What you need to do
Check each line of the material. Copy those containing "this".

Records for the task
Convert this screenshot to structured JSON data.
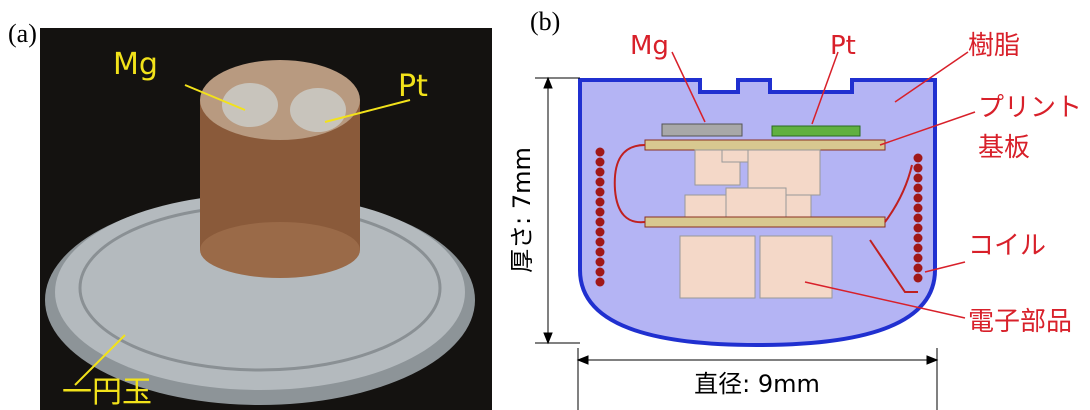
{
  "panel_a": {
    "label": "(a)",
    "mg": "Mg",
    "pt": "Pt",
    "coin": "一円玉"
  },
  "panel_b": {
    "label": "(b)",
    "mg": "Mg",
    "pt": "Pt",
    "resin": "樹脂",
    "board_1": "プリント",
    "board_2": "基板",
    "coil": "コイル",
    "parts": "電子部品",
    "thickness": "厚さ: 7mm",
    "diameter": "直径: 9mm"
  }
}
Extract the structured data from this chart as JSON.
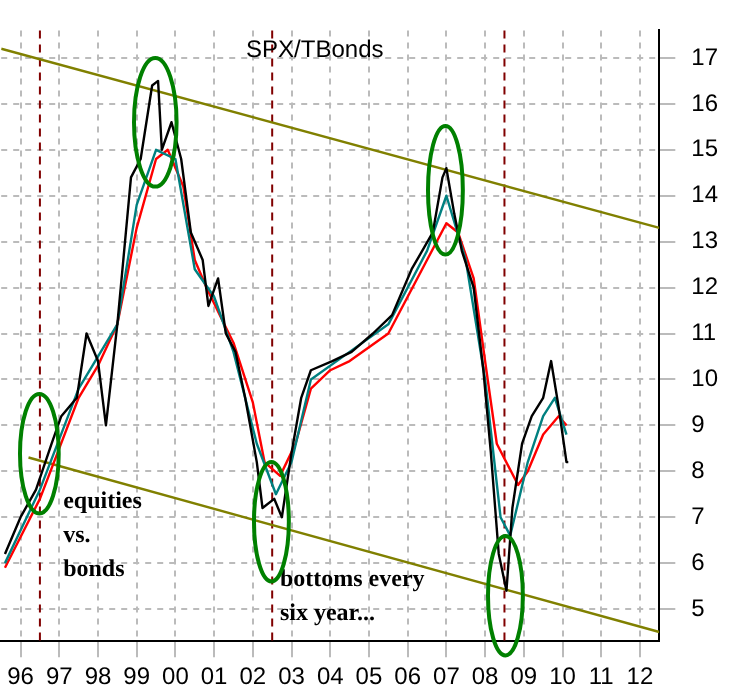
{
  "chart_data": {
    "type": "line",
    "title": "SPX/TBonds",
    "annotations": [
      "equities vs. bonds",
      "bottoms every six year..."
    ],
    "xlim": [
      "1996-01-01",
      "2013-01-01"
    ],
    "xticks": [
      {
        "value": "1996-07-01",
        "label": "96"
      },
      {
        "value": "1997-07-01",
        "label": "97"
      },
      {
        "value": "1998-07-01",
        "label": "98"
      },
      {
        "value": "1999-07-01",
        "label": "99"
      },
      {
        "value": "2000-07-01",
        "label": "00"
      },
      {
        "value": "2001-07-01",
        "label": "01"
      },
      {
        "value": "2002-07-01",
        "label": "02"
      },
      {
        "value": "2003-07-01",
        "label": "03"
      },
      {
        "value": "2004-07-01",
        "label": "04"
      },
      {
        "value": "2005-07-01",
        "label": "05"
      },
      {
        "value": "2006-07-01",
        "label": "06"
      },
      {
        "value": "2007-07-01",
        "label": "07"
      },
      {
        "value": "2008-07-01",
        "label": "08"
      },
      {
        "value": "2009-07-01",
        "label": "09"
      },
      {
        "value": "2010-07-01",
        "label": "10"
      },
      {
        "value": "2011-07-01",
        "label": "11"
      },
      {
        "value": "2012-07-01",
        "label": "12"
      }
    ],
    "ylim": [
      4.3,
      17.6
    ],
    "yticks": [
      5,
      6,
      7,
      8,
      9,
      10,
      11,
      12,
      13,
      14,
      15,
      16,
      17
    ],
    "grid": true,
    "legend": false,
    "marker": "none",
    "line_style": "solid",
    "ref_lines": [
      {
        "axis": "x",
        "value": "1997-01-01",
        "color": "#800000",
        "line_style": "dashed"
      },
      {
        "axis": "x",
        "value": "2003-01-01",
        "color": "#800000",
        "line_style": "dashed"
      },
      {
        "axis": "x",
        "value": "2009-01-01",
        "color": "#800000",
        "line_style": "dashed"
      }
    ],
    "series": [
      {
        "color": "#000000",
        "x": [
          "1996-02-06",
          "1996-07-01",
          "1996-11-25",
          "1997-04-20",
          "1997-07-20",
          "1997-12-15",
          "1998-03-15",
          "1998-07-01",
          "1998-09-15",
          "1999-01-01",
          "1999-05-08",
          "1999-08-08",
          "1999-11-25",
          "2000-01-20",
          "2000-02-25",
          "2000-05-25",
          "2000-08-25",
          "2000-11-25",
          "2001-03-15",
          "2001-05-08",
          "2001-08-08",
          "2001-10-20",
          "2002-01-20",
          "2002-04-20",
          "2002-08-08",
          "2002-10-01",
          "2003-01-20",
          "2003-04-01",
          "2003-07-01",
          "2003-10-01",
          "2004-01-01",
          "2004-07-20",
          "2005-01-20",
          "2005-08-08",
          "2006-02-06",
          "2006-08-08",
          "2007-02-25",
          "2007-05-25",
          "2007-07-01",
          "2007-09-15",
          "2007-11-25",
          "2008-03-15",
          "2008-06-15",
          "2008-08-25",
          "2008-11-08",
          "2009-01-20",
          "2009-03-15",
          "2009-06-15",
          "2009-09-15",
          "2010-01-01",
          "2010-03-15",
          "2010-05-25",
          "2010-08-08",
          "2010-08-25"
        ],
        "values": [
          6.2,
          7.0,
          7.6,
          8.6,
          9.2,
          9.6,
          11.0,
          10.4,
          9.0,
          11.2,
          14.4,
          14.8,
          16.4,
          16.5,
          15.0,
          15.6,
          14.8,
          13.2,
          12.6,
          11.6,
          12.2,
          11.0,
          10.6,
          9.6,
          8.2,
          7.2,
          7.4,
          7.0,
          8.4,
          9.6,
          10.2,
          10.4,
          10.6,
          11.0,
          11.4,
          12.4,
          13.2,
          14.4,
          14.6,
          13.6,
          12.8,
          12.0,
          10.2,
          8.4,
          6.2,
          5.4,
          7.2,
          8.6,
          9.2,
          9.6,
          10.4,
          9.4,
          8.2,
          8.2
        ]
      },
      {
        "color": "#008080",
        "x": [
          "1996-02-06",
          "1997-01-01",
          "1998-01-01",
          "1999-01-01",
          "1999-07-01",
          "2000-01-01",
          "2000-07-01",
          "2001-01-01",
          "2001-07-01",
          "2002-01-01",
          "2002-08-08",
          "2003-02-06",
          "2003-07-01",
          "2004-01-01",
          "2005-01-01",
          "2006-01-01",
          "2007-01-01",
          "2007-07-01",
          "2008-01-01",
          "2008-07-01",
          "2008-11-25",
          "2009-02-25",
          "2009-08-08",
          "2010-01-01",
          "2010-04-20",
          "2010-08-08"
        ],
        "values": [
          6.0,
          7.6,
          9.8,
          11.2,
          13.8,
          15.0,
          14.8,
          12.4,
          11.8,
          10.6,
          8.6,
          7.5,
          8.2,
          10.0,
          10.6,
          11.2,
          12.8,
          14.0,
          12.6,
          10.0,
          7.0,
          6.6,
          8.2,
          9.2,
          9.6,
          8.8
        ]
      },
      {
        "color": "#ff0000",
        "x": [
          "1996-02-06",
          "1997-01-01",
          "1997-07-01",
          "1998-01-01",
          "1998-07-01",
          "1999-01-01",
          "1999-07-01",
          "2000-01-01",
          "2000-04-20",
          "2000-09-15",
          "2001-01-01",
          "2001-04-20",
          "2001-09-15",
          "2002-01-01",
          "2002-07-01",
          "2002-10-20",
          "2003-03-15",
          "2003-08-08",
          "2004-01-01",
          "2004-07-01",
          "2005-01-01",
          "2005-07-01",
          "2006-01-01",
          "2006-07-01",
          "2007-01-01",
          "2007-07-01",
          "2007-10-20",
          "2008-03-15",
          "2008-07-01",
          "2008-10-20",
          "2009-05-08",
          "2009-08-08",
          "2010-01-01",
          "2010-05-25",
          "2010-08-08"
        ],
        "values": [
          5.9,
          7.4,
          8.5,
          9.6,
          10.3,
          11.2,
          13.3,
          14.8,
          15.0,
          14.2,
          12.6,
          12.0,
          11.3,
          10.8,
          9.5,
          8.2,
          7.9,
          8.6,
          9.8,
          10.2,
          10.4,
          10.7,
          11.0,
          11.8,
          12.6,
          13.4,
          13.2,
          12.2,
          10.4,
          8.6,
          7.7,
          8.0,
          8.8,
          9.2,
          9.0
        ]
      },
      {
        "type": "line",
        "color": "#808000",
        "x": [
          "1996-01-01",
          "2013-01-01"
        ],
        "values": [
          17.2,
          13.3
        ]
      },
      {
        "type": "line",
        "color": "#808000",
        "x": [
          "1996-09-15",
          "2013-01-01"
        ],
        "values": [
          8.3,
          4.5
        ]
      }
    ]
  }
}
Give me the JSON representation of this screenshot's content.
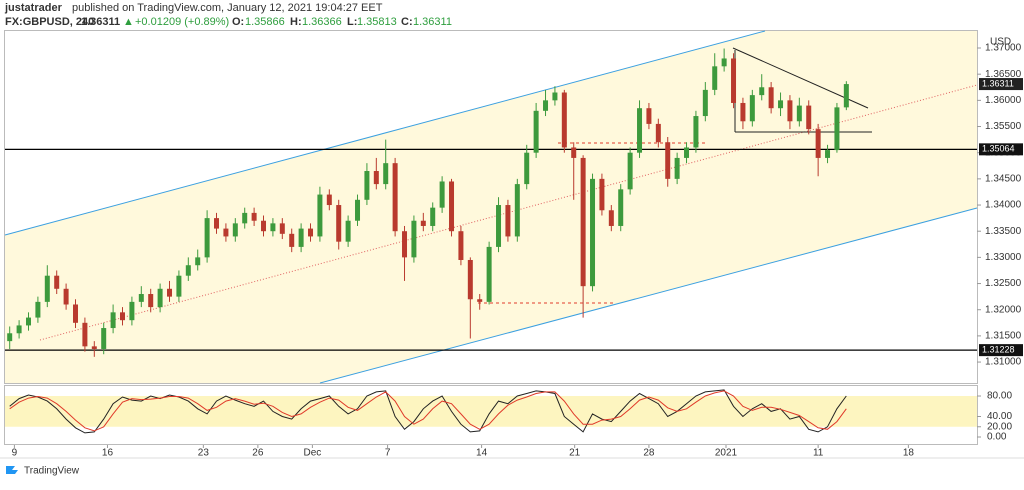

Correct response
Convert this screenshot to structured JSON data.
Extract the structured data from this chart as JSON.
Give me the JSON representation of this screenshot's content.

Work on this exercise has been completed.